**DESCRIPTION OF THE TASK**: Lines that include the word "brush" are the ones to copy.

Data items
_ _ _
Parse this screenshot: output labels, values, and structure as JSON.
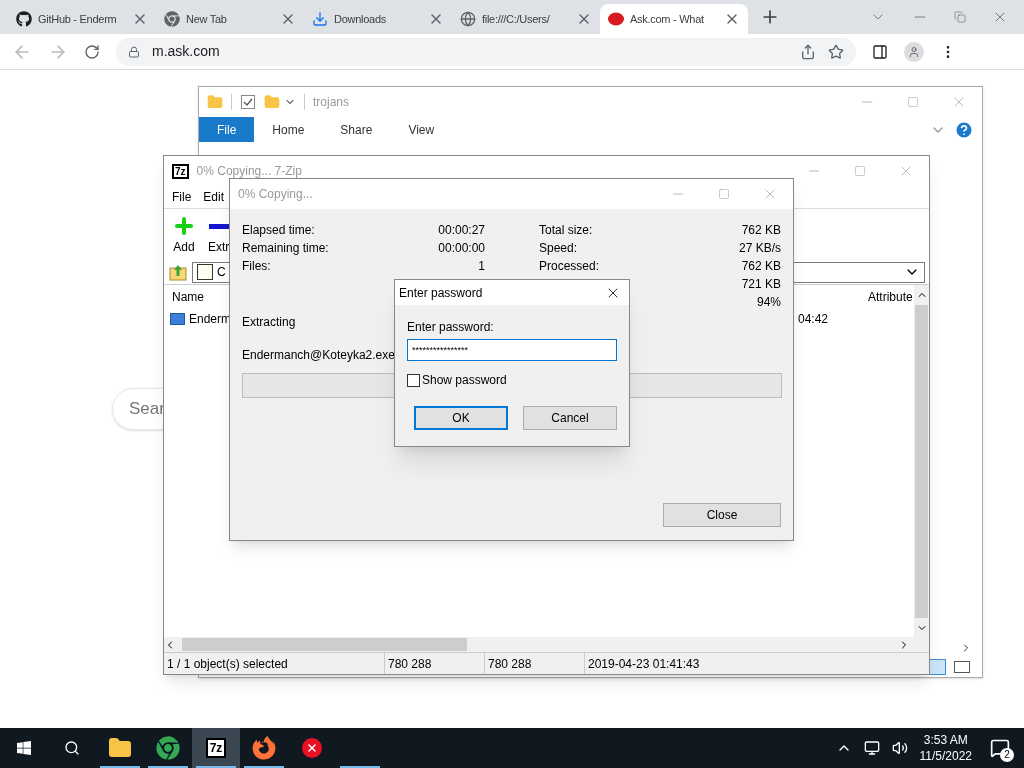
{
  "browser": {
    "tabs": [
      {
        "title": "GitHub - Enderm",
        "kind": "github",
        "selected": false
      },
      {
        "title": "New Tab",
        "kind": "chrome",
        "selected": false
      },
      {
        "title": "Downloads",
        "kind": "download",
        "selected": false
      },
      {
        "title": "file:///C:/Users/",
        "kind": "globe",
        "selected": false
      },
      {
        "title": "Ask.com - What",
        "kind": "ask",
        "selected": true
      }
    ],
    "url": "m.ask.com",
    "search_placeholder": "Sear"
  },
  "explorer": {
    "title": "trojans",
    "ribbon_tabs": [
      {
        "label": "File",
        "selected": true
      },
      {
        "label": "Home",
        "selected": false
      },
      {
        "label": "Share",
        "selected": false
      },
      {
        "label": "View",
        "selected": false
      }
    ]
  },
  "sevenzip": {
    "title": "0% Copying... 7-Zip",
    "menu": [
      "File",
      "Edit"
    ],
    "toolbar": [
      {
        "label": "Add",
        "kind": "add"
      },
      {
        "label": "Extr",
        "kind": "extract"
      }
    ],
    "path": "C",
    "columns": [
      "Name",
      "Attribute"
    ],
    "rows": [
      {
        "name": "Enderm",
        "column_2": "04:42"
      }
    ],
    "status": [
      "1 / 1 object(s) selected",
      "780 288",
      "780 288",
      "2019-04-23 01:41:43"
    ]
  },
  "progress": {
    "title": "0% Copying...",
    "left": [
      {
        "label": "Elapsed time:",
        "value": "00:00:27"
      },
      {
        "label": "Remaining time:",
        "value": "00:00:00"
      },
      {
        "label": "Files:",
        "value": "1"
      }
    ],
    "right": [
      {
        "label": "Total size:",
        "value": "762 KB"
      },
      {
        "label": "Speed:",
        "value": "27 KB/s"
      },
      {
        "label": "Processed:",
        "value": "762 KB"
      },
      {
        "value": "721 KB"
      },
      {
        "value": "94%"
      }
    ],
    "action": "Extracting",
    "file": "Endermanch@Koteyka2.exe",
    "level": 0,
    "close": "Close"
  },
  "password": {
    "title": "Enter password",
    "label": "Enter password:",
    "value": "****************",
    "show_password": {
      "label": "Show password",
      "checked": false
    },
    "ok": "OK",
    "cancel": "Cancel"
  },
  "taskbar": {
    "apps": [
      {
        "kind": "folder",
        "running": true,
        "selected": false
      },
      {
        "kind": "chrome",
        "running": true,
        "selected": false
      },
      {
        "kind": "7z",
        "label": "7z",
        "running": true,
        "selected": true
      },
      {
        "kind": "firefox",
        "running": true,
        "selected": false
      },
      {
        "kind": "error",
        "running": false,
        "selected": false
      },
      {
        "kind": "blank",
        "running": true,
        "selected": false
      }
    ],
    "time": "3:53 AM",
    "date": "11/5/2022",
    "notifications": "2"
  }
}
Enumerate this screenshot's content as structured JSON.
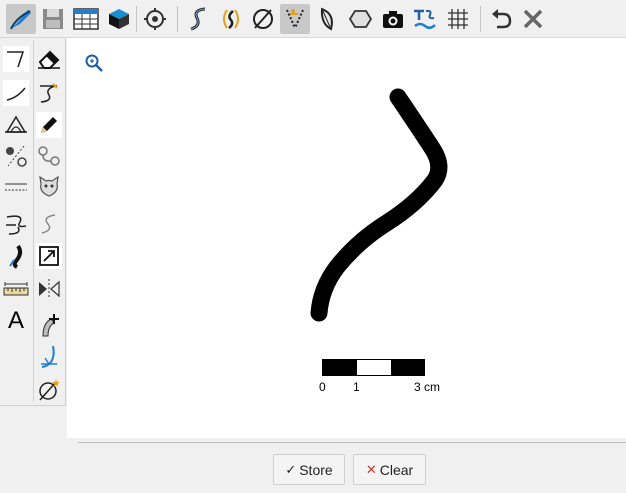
{
  "toolbar": {
    "items": [
      {
        "name": "draw-profile-icon",
        "active": true
      },
      {
        "name": "save-disk-icon"
      },
      {
        "name": "table-grid-icon"
      },
      {
        "name": "3d-cube-icon"
      },
      {
        "name": "target-icon"
      },
      {
        "name": "s-curve-icon"
      },
      {
        "name": "rotate-curve-icon"
      },
      {
        "name": "empty-set-icon"
      },
      {
        "name": "funnel-select-icon",
        "active": true
      },
      {
        "name": "leaf-shape-icon"
      },
      {
        "name": "hexagon-icon"
      },
      {
        "name": "camera-icon"
      },
      {
        "name": "text-brush-icon"
      },
      {
        "name": "grid-icon"
      },
      {
        "name": "undo-icon"
      },
      {
        "name": "close-x-icon"
      }
    ]
  },
  "sidebar": {
    "left_column": [
      "corner-line-icon",
      "curve-line-icon",
      "triangle-hat-icon",
      "dots-slash-icon",
      "dashed-lines-icon",
      "s-hook-icon",
      "brush-stroke-icon",
      "ruler-icon",
      "text-a-icon"
    ],
    "right_column": [
      "eraser-icon",
      "curve-hook-icon",
      "pencil-icon",
      "handles-icon",
      "cat-face-icon",
      "thin-s-icon",
      "resize-box-icon",
      "mirror-icon",
      "knife-curve-icon",
      "blue-pen-icon",
      "empty-set-star-icon"
    ],
    "text_glyph": "A"
  },
  "canvas": {
    "zoom_icon": "zoom-icon",
    "scale_bar": {
      "labels": [
        "0",
        "1",
        "3 cm"
      ]
    }
  },
  "buttons": {
    "store": {
      "glyph": "✓",
      "label": "Store"
    },
    "clear": {
      "glyph": "✕",
      "label": "Clear"
    }
  },
  "colors": {
    "accent_blue": "#1f7fd0",
    "toolbar_bg": "#f0f0f0",
    "active_bg": "#c8c8c8",
    "ink": "#000000"
  }
}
_ _ _
**RESPONSE FOR THIS EXERCISE**:
        "name": "text-brush-icon"
      "brush-stroke-icon",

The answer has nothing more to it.